──────── Records provided

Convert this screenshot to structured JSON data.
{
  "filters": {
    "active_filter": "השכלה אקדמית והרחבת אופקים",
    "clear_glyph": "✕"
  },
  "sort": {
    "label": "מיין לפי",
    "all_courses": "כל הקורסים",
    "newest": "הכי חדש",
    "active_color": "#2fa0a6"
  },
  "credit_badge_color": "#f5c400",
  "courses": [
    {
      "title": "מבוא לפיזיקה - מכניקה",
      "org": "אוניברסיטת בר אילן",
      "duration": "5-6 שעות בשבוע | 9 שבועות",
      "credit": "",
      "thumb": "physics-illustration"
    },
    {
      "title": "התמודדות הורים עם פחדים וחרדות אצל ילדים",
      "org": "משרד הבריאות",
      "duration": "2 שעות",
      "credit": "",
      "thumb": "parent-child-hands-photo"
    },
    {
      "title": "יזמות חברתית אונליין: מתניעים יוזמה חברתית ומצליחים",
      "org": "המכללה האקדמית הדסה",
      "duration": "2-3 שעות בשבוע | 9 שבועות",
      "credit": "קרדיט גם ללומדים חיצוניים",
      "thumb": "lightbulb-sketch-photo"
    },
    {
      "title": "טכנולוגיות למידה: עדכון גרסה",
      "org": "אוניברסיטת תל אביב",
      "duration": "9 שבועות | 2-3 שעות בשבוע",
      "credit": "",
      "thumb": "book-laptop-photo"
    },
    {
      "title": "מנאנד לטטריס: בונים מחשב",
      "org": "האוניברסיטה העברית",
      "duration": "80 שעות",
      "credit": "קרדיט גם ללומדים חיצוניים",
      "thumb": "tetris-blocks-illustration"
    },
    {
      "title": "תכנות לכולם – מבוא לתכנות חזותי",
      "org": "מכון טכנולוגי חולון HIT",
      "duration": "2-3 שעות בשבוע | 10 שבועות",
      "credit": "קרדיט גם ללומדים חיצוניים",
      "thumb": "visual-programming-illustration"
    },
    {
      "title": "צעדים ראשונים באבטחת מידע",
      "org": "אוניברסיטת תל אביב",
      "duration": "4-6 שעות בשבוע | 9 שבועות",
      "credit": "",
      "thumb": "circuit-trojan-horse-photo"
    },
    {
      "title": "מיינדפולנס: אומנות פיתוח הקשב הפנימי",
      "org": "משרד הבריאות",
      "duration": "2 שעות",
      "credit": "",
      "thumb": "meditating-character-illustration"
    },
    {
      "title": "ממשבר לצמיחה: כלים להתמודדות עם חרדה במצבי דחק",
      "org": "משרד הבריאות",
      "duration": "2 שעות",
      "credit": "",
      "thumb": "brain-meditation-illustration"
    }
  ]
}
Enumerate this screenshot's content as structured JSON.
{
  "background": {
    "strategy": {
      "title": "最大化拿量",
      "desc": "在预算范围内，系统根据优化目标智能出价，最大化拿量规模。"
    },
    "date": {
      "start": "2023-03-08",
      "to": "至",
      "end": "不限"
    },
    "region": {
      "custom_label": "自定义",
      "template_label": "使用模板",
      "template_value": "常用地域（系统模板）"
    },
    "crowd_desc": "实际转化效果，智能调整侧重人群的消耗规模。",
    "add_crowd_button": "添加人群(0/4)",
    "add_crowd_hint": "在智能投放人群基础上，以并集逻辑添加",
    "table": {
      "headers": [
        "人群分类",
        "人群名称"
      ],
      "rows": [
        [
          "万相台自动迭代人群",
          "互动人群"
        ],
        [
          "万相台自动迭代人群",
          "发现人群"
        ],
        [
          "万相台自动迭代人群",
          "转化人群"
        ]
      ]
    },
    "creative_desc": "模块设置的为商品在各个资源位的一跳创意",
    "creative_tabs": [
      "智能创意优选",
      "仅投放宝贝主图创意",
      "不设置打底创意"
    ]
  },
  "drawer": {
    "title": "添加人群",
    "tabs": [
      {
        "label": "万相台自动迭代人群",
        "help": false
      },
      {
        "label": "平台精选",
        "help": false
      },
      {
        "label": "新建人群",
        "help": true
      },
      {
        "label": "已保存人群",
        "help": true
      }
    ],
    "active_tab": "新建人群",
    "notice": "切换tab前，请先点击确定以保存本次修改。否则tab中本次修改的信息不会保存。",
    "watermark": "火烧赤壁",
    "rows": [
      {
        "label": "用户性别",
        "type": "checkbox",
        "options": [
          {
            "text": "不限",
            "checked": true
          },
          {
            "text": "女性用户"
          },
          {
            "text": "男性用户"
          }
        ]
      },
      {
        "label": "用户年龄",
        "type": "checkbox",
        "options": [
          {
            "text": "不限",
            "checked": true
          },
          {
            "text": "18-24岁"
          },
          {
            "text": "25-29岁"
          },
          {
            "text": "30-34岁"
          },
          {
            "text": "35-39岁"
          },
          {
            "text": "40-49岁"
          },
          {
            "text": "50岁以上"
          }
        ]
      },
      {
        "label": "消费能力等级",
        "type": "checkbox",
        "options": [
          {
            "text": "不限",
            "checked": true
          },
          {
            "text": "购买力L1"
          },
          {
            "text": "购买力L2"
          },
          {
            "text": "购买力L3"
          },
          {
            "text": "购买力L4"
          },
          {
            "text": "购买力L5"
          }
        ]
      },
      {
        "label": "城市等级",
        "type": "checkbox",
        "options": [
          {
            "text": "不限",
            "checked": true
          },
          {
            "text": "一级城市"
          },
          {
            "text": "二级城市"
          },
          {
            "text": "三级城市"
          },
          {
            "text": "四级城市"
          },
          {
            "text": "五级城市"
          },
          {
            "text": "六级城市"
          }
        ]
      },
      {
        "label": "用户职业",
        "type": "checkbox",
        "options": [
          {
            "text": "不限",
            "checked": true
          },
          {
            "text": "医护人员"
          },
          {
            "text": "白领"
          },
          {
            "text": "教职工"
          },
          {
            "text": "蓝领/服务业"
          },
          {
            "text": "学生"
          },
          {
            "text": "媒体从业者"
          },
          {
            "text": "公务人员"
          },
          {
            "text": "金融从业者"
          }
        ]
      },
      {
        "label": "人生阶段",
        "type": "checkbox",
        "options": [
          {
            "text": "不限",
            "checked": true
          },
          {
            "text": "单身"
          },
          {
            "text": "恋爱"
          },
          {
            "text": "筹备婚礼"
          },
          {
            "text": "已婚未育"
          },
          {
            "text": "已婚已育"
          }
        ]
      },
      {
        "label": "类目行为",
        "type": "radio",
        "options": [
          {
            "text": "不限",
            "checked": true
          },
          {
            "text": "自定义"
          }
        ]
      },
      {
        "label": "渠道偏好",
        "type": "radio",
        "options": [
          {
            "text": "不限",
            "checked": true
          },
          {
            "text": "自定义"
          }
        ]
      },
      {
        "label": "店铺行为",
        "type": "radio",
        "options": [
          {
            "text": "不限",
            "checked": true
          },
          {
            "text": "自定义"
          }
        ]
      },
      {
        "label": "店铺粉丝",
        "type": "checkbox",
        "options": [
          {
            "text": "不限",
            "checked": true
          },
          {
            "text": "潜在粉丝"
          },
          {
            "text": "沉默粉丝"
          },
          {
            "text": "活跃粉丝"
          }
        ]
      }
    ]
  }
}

────────────────

> What you should do
Where a line contains "photo", copy that line.

> Answer for this exercise
      "thumb": "parent-child-hands-photo"
      "thumb": "lightbulb-sketch-photo"
      "thumb": "book-laptop-photo"
      "thumb": "circuit-trojan-horse-photo"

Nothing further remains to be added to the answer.